══ ENTRIES PROVIDED
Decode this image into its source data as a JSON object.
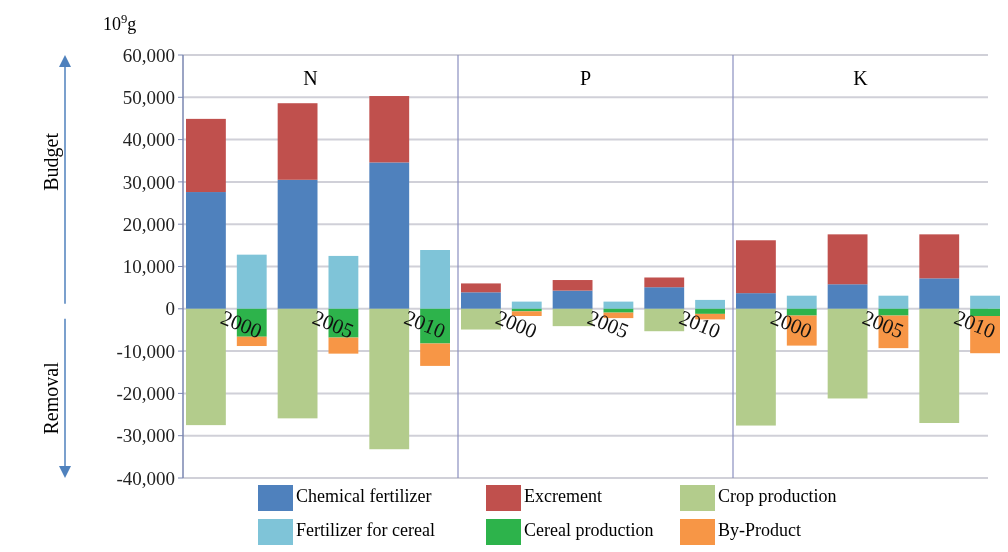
{
  "chart_data": {
    "type": "bar",
    "stacked": true,
    "ylabel": "10$^{9}$g",
    "categories": [
      "2000",
      null,
      "2005",
      null,
      "2010",
      null,
      "2000",
      null,
      "2005",
      null,
      "2010",
      null,
      "2000",
      null,
      "2005",
      null,
      "2010",
      null
    ],
    "series": [
      {
        "name": "Chemical fertilizer",
        "color": "#4f81bd",
        "values": [
          27600,
          null,
          30500,
          null,
          34600,
          null,
          3900,
          null,
          4300,
          null,
          5100,
          null,
          3700,
          null,
          5800,
          null,
          7200,
          null
        ]
      },
      {
        "name": "Excrement",
        "color": "#c0504d",
        "values": [
          17300,
          null,
          18100,
          null,
          15700,
          null,
          2100,
          null,
          2500,
          null,
          2300,
          null,
          12500,
          null,
          11800,
          null,
          10400,
          null
        ]
      },
      {
        "name": "Crop production",
        "color": "#b3cc8c",
        "values": [
          -27500,
          null,
          -25900,
          null,
          -33200,
          null,
          -4900,
          null,
          -4100,
          null,
          -5300,
          null,
          -27600,
          null,
          -21200,
          null,
          -27000,
          null
        ]
      },
      {
        "name": "Fertilizer for cereal",
        "color": "#7fc4d8",
        "values": [
          null,
          12800,
          null,
          12500,
          null,
          13900,
          null,
          1700,
          null,
          1700,
          null,
          2100,
          null,
          3100,
          null,
          3100,
          null,
          3100
        ]
      },
      {
        "name": "Cereal production",
        "color": "#2db34b",
        "values": [
          null,
          -6600,
          null,
          -6800,
          null,
          -8200,
          null,
          -600,
          null,
          -900,
          null,
          -1200,
          null,
          -1600,
          null,
          -1600,
          null,
          -1700
        ]
      },
      {
        "name": "By-Product",
        "color": "#f79646",
        "values": [
          null,
          -2200,
          null,
          -3800,
          null,
          -5300,
          null,
          -1100,
          null,
          -1300,
          null,
          -1300,
          null,
          -7100,
          null,
          -7700,
          null,
          -8800
        ]
      }
    ],
    "ylim": [
      -40000,
      60000
    ],
    "yticks": [
      {
        "value": -40000,
        "label": "-40,000"
      },
      {
        "value": -30000,
        "label": "-30,000"
      },
      {
        "value": -20000,
        "label": "-20,000"
      },
      {
        "value": -10000,
        "label": "-10,000"
      },
      {
        "value": 0,
        "label": "0"
      },
      {
        "value": 10000,
        "label": "10,000"
      },
      {
        "value": 20000,
        "label": "20,000"
      },
      {
        "value": 30000,
        "label": "30,000"
      },
      {
        "value": 40000,
        "label": "40,000"
      },
      {
        "value": 50000,
        "label": "50,000"
      },
      {
        "value": 60000,
        "label": "60,000"
      }
    ],
    "grid": "y",
    "legend": "bottom",
    "annotations": [
      "N",
      "P",
      "K",
      "Budget",
      "Removal"
    ]
  }
}
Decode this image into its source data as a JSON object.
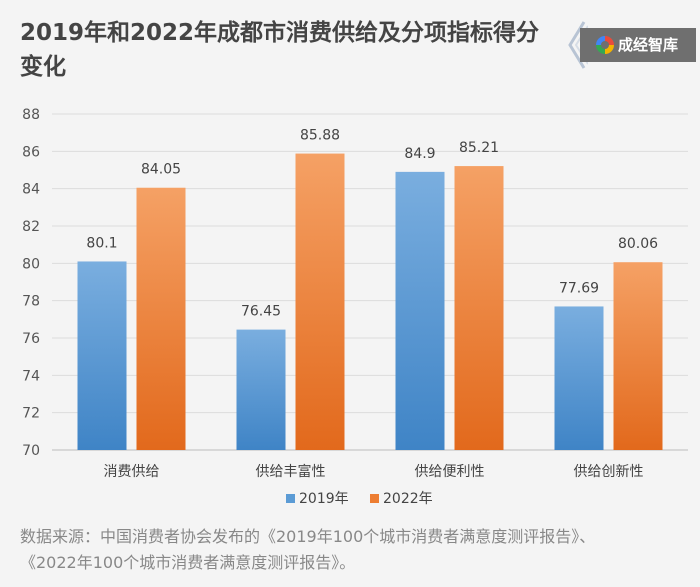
{
  "title": "2019年和2022年成都市消费供给及分项指标得分变化",
  "brand": {
    "name": "成经智库",
    "logo_icon": "chengjing-logo-icon"
  },
  "source": {
    "line1": "数据来源：中国消费者协会发布的《2019年100个城市消费者满意度测评报告》、",
    "line2": "《2022年100个城市消费者满意度测评报告》。"
  },
  "chart_data": {
    "type": "bar",
    "categories": [
      "消费供给",
      "供给丰富性",
      "供给便利性",
      "供给创新性"
    ],
    "series": [
      {
        "name": "2019年",
        "values": [
          80.1,
          76.45,
          84.9,
          77.69
        ],
        "color": "#5b9bd5"
      },
      {
        "name": "2022年",
        "values": [
          84.05,
          85.88,
          85.21,
          80.06
        ],
        "color": "#ed7d31"
      }
    ],
    "value_labels": [
      [
        "80.1",
        "76.45",
        "84.9",
        "77.69"
      ],
      [
        "84.05",
        "85.88",
        "85.21",
        "80.06"
      ]
    ],
    "ylim": [
      70,
      88
    ],
    "yticks": [
      "70",
      "72",
      "74",
      "76",
      "78",
      "80",
      "82",
      "84",
      "86",
      "88"
    ],
    "grid": true,
    "legend_position": "bottom"
  }
}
════
▶ [AIM OF THE EXERCISE]: Give the number of lines above that hold the word "production", and nothing more.

▶ [SOLUTION FOR THIS PROBLEM]: 2